▶ **Passage to read**:
• • • • •

Re: scripting lynx
On Wed, Aug 01, 2001 at 06:08:29PM +0200, Russell Coker wrote:
> I tried both of them with no difference.
interesing. either should have worked.
> > or use the LWP modules to make yourself a web-bot.
> I may have to do that. Thanks for the suggestions.
you may need to set the Referer: header in the HTTP request. some cgi
scripts check the referer...(yes, that's pointless and stupid, but it's
and set the user agent to something like:
$ua->agent('Mozilla/4.51 (Macintosh; I; PPC)');
i generally use netscape on mac as my user-agent in web robots because:
a) moronic sites generally don't block netscape on macintosh
(i have seen some sites that block netscape on linux with a stupid
message like "sorry, we don't support your browser/operating-system".
unfortunately, brain-dead web design is not yet a capital crime)
b) said moronic sites generally wont output moronic IE-specific junk
if they detect netscape. sometimes. if you're lucky.

• • • • •

▶ **Supplied data**:
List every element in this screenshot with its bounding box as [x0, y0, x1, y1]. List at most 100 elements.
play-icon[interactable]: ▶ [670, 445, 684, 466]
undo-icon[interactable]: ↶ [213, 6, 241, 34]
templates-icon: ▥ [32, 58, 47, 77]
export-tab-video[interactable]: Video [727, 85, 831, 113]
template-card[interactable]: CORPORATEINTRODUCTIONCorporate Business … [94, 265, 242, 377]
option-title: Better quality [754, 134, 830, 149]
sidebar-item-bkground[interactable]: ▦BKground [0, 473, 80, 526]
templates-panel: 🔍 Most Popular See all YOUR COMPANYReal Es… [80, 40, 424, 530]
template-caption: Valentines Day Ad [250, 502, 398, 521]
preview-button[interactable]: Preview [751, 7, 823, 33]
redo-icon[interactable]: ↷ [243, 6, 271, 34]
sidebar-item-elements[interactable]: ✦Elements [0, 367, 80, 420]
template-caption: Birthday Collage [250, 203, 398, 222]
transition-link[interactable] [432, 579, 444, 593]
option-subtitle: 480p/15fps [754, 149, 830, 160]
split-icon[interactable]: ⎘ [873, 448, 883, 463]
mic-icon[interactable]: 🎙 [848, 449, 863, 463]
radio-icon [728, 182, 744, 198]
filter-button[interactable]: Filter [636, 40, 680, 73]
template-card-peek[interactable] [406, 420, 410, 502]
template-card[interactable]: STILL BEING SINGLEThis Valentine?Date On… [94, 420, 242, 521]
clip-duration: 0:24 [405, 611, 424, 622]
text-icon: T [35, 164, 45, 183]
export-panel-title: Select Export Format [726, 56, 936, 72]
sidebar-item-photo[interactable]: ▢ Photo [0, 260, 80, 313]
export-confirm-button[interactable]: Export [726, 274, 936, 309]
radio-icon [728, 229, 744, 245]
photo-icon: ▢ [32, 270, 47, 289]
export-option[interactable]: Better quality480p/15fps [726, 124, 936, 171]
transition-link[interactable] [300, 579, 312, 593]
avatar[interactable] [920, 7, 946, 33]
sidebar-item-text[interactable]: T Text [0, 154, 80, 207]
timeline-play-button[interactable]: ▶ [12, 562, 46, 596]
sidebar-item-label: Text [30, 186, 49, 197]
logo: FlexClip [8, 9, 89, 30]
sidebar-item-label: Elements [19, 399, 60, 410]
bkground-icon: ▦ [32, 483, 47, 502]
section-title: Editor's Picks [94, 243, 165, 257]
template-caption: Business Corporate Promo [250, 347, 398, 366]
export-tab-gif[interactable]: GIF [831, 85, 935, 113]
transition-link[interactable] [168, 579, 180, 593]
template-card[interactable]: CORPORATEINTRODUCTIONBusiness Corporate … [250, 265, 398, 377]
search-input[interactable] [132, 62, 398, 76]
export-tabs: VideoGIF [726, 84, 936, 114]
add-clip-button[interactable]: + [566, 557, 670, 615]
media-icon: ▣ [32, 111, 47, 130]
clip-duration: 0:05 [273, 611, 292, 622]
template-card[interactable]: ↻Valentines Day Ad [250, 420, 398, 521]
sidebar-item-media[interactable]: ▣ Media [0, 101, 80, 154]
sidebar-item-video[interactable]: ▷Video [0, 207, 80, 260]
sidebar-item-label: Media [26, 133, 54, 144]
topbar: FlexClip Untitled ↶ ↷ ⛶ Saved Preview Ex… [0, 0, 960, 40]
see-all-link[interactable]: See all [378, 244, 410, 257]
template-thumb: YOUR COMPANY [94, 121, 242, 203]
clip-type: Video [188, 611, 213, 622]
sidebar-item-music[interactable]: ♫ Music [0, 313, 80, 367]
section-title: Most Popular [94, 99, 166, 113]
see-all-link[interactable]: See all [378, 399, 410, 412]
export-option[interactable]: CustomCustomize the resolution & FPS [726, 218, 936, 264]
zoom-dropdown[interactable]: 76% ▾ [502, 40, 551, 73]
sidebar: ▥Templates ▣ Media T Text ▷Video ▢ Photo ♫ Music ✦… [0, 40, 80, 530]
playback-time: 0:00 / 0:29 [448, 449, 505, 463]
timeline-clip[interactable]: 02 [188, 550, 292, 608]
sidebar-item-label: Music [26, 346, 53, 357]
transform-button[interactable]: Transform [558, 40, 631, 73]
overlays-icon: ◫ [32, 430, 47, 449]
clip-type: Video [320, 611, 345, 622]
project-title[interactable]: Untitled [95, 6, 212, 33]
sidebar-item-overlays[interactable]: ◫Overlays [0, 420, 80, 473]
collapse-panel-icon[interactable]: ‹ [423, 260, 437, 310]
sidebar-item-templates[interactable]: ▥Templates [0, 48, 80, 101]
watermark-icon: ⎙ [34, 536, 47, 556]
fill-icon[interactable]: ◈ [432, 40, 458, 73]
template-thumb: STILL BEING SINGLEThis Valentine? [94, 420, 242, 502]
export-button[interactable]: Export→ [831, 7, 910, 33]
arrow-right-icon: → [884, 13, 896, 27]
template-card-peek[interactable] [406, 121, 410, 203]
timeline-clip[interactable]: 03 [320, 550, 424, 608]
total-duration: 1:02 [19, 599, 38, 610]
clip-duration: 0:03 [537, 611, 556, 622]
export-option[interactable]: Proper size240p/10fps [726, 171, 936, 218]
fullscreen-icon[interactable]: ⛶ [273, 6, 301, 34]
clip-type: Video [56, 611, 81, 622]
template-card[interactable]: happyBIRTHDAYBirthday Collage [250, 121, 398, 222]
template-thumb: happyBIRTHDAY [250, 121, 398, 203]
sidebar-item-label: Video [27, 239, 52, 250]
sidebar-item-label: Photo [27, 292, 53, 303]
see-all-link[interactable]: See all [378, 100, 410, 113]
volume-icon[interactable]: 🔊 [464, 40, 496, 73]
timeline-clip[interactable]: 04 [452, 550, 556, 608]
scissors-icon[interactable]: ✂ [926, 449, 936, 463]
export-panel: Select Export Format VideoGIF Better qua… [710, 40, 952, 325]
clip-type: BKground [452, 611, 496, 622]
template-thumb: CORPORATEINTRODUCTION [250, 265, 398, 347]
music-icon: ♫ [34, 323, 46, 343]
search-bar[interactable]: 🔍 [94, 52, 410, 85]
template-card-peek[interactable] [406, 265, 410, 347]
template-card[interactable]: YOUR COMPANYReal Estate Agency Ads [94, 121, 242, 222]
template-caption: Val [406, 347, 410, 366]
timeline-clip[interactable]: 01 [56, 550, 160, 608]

• • • • •

▶ **To-do list**:
**A)** According to the lynx scripting post, which header may need to be set in the HTTP request?
**B)** Go on with the lynx scripting post, starting after its final line.
The rows are separate material, unrelated to the lynx scripting post.

▶ **Per-task answers**:
**A)** The Referer: header.

**B)**
btw, the perl HTML::TokeParser module is excellent for extracting stuff
from web pages. i used this (plus LWP::UserAgent, HTTP::Cookies, and
HTTP::Request) to write a wrapper script for searching the Melbourne
Trading Post site, which is one of the most brain-dead cretinous sites
i've ever had the misfortune of having to use.
there's also HTML::TableExtract for getting data out of html tables.
these modules are all packaged for debian.
craig sanders <firstname.lastname@example.org>
Fabricati Diem, PVNC.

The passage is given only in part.